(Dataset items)

BEGIN

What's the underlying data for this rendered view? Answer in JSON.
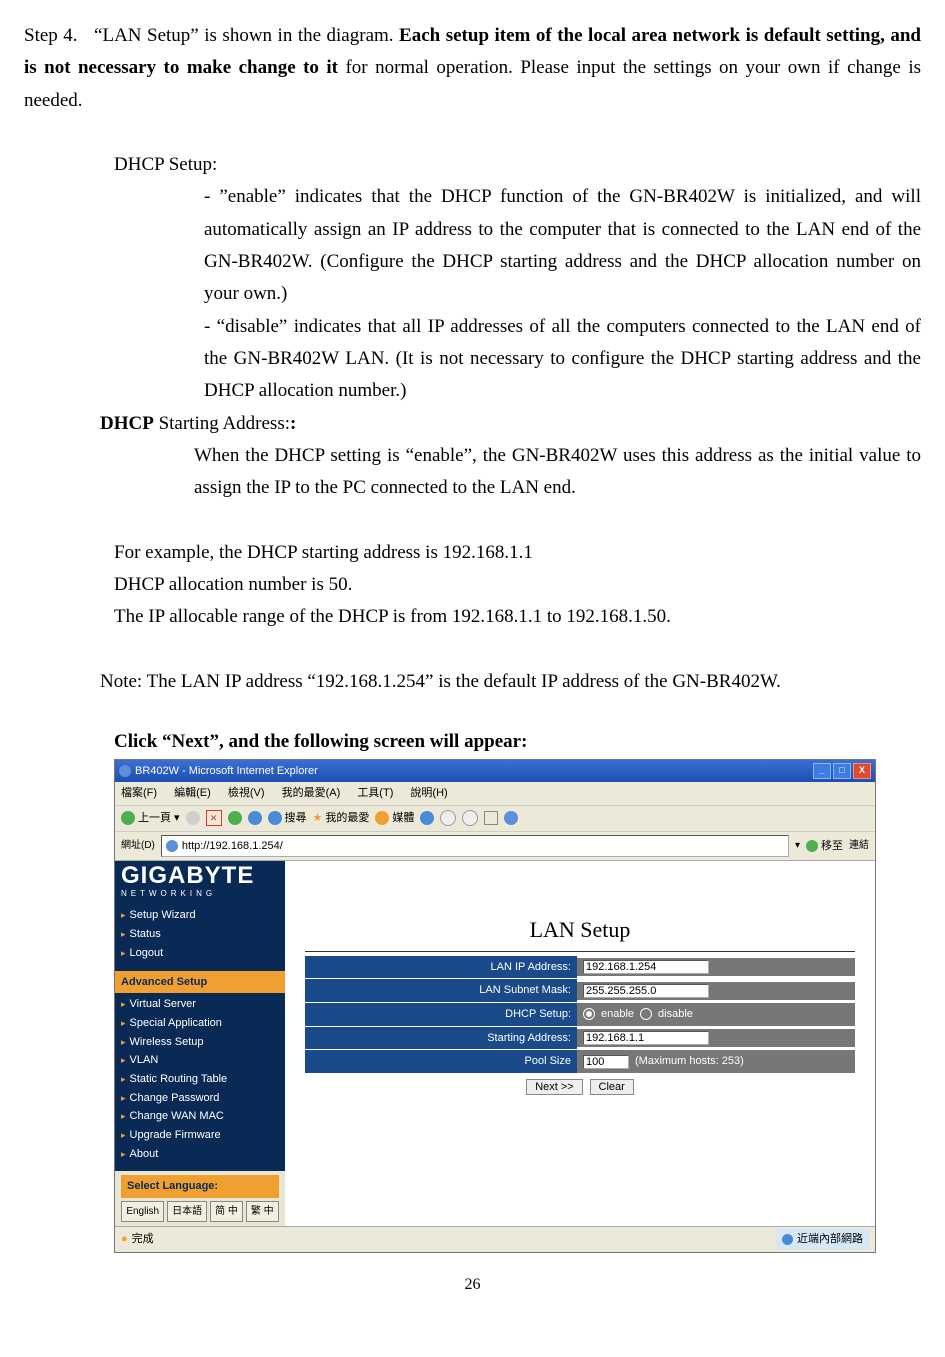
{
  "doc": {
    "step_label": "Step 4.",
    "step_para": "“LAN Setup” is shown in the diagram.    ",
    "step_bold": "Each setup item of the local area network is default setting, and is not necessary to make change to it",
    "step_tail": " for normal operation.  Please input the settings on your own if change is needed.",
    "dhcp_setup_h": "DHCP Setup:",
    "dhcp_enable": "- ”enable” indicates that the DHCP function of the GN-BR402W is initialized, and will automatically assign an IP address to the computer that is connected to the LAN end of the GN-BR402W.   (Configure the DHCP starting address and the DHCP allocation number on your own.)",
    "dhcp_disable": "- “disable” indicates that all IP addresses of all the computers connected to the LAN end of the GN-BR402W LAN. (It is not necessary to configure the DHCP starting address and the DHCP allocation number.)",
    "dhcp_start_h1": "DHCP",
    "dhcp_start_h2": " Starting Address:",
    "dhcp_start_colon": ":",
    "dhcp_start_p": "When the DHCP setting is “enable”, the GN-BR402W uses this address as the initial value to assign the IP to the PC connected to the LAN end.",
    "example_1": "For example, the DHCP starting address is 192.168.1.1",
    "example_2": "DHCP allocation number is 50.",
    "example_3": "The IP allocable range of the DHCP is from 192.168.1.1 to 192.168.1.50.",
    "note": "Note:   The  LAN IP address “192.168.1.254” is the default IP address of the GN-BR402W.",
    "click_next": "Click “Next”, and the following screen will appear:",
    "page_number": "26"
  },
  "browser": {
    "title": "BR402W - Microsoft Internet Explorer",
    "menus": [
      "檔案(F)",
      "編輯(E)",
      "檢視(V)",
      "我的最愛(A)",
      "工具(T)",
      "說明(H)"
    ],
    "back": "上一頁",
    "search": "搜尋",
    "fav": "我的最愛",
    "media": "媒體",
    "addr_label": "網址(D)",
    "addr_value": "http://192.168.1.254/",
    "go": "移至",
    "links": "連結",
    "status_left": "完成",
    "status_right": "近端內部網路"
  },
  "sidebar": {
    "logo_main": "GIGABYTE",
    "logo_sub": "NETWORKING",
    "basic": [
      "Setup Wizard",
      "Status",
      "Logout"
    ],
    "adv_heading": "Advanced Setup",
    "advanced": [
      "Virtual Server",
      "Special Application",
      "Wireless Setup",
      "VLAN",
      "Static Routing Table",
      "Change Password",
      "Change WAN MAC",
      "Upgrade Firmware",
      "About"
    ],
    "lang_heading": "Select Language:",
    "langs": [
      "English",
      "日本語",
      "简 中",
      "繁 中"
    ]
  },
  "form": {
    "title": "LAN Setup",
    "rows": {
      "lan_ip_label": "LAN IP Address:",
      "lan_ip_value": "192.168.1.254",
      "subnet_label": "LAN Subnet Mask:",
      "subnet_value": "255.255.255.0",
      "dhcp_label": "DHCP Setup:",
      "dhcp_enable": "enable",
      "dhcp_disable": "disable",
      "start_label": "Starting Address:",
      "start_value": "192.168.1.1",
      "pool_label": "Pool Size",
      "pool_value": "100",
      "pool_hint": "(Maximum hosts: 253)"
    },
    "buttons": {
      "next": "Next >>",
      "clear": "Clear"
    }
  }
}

END

# Exercise description
Copy out all the data exactly; skip the pictures.

# Correct result
What's the underlying data for this rendered view? Answer in JSON.
{
  "doc": {
    "step_label": "Step 4.",
    "step_para": "“LAN Setup” is shown in the diagram.    ",
    "step_bold": "Each setup item of the local area network is default setting, and is not necessary to make change to it",
    "step_tail": " for normal operation.  Please input the settings on your own if change is needed.",
    "dhcp_setup_h": "DHCP Setup:",
    "dhcp_enable": "- ”enable” indicates that the DHCP function of the GN-BR402W is initialized, and will automatically assign an IP address to the computer that is connected to the LAN end of the GN-BR402W.   (Configure the DHCP starting address and the DHCP allocation number on your own.)",
    "dhcp_disable": "- “disable” indicates that all IP addresses of all the computers connected to the LAN end of the GN-BR402W LAN. (It is not necessary to configure the DHCP starting address and the DHCP allocation number.)",
    "dhcp_start_h1": "DHCP",
    "dhcp_start_h2": " Starting Address:",
    "dhcp_start_colon": ":",
    "dhcp_start_p": "When the DHCP setting is “enable”, the GN-BR402W uses this address as the initial value to assign the IP to the PC connected to the LAN end.",
    "example_1": "For example, the DHCP starting address is 192.168.1.1",
    "example_2": "DHCP allocation number is 50.",
    "example_3": "The IP allocable range of the DHCP is from 192.168.1.1 to 192.168.1.50.",
    "note": "Note:   The  LAN IP address “192.168.1.254” is the default IP address of the GN-BR402W.",
    "click_next": "Click “Next”, and the following screen will appear:",
    "page_number": "26"
  },
  "browser": {
    "title": "BR402W - Microsoft Internet Explorer",
    "menus": [
      "檔案(F)",
      "編輯(E)",
      "檢視(V)",
      "我的最愛(A)",
      "工具(T)",
      "說明(H)"
    ],
    "back": "上一頁",
    "search": "搜尋",
    "fav": "我的最愛",
    "media": "媒體",
    "addr_label": "網址(D)",
    "addr_value": "http://192.168.1.254/",
    "go": "移至",
    "links": "連結",
    "status_left": "完成",
    "status_right": "近端內部網路"
  },
  "sidebar": {
    "logo_main": "GIGABYTE",
    "logo_sub": "NETWORKING",
    "basic": [
      "Setup Wizard",
      "Status",
      "Logout"
    ],
    "adv_heading": "Advanced Setup",
    "advanced": [
      "Virtual Server",
      "Special Application",
      "Wireless Setup",
      "VLAN",
      "Static Routing Table",
      "Change Password",
      "Change WAN MAC",
      "Upgrade Firmware",
      "About"
    ],
    "lang_heading": "Select Language:",
    "langs": [
      "English",
      "日本語",
      "简 中",
      "繁 中"
    ]
  },
  "form": {
    "title": "LAN Setup",
    "rows": {
      "lan_ip_label": "LAN IP Address:",
      "lan_ip_value": "192.168.1.254",
      "subnet_label": "LAN Subnet Mask:",
      "subnet_value": "255.255.255.0",
      "dhcp_label": "DHCP Setup:",
      "dhcp_enable": "enable",
      "dhcp_disable": "disable",
      "start_label": "Starting Address:",
      "start_value": "192.168.1.1",
      "pool_label": "Pool Size",
      "pool_value": "100",
      "pool_hint": "(Maximum hosts: 253)"
    },
    "buttons": {
      "next": "Next >>",
      "clear": "Clear"
    }
  }
}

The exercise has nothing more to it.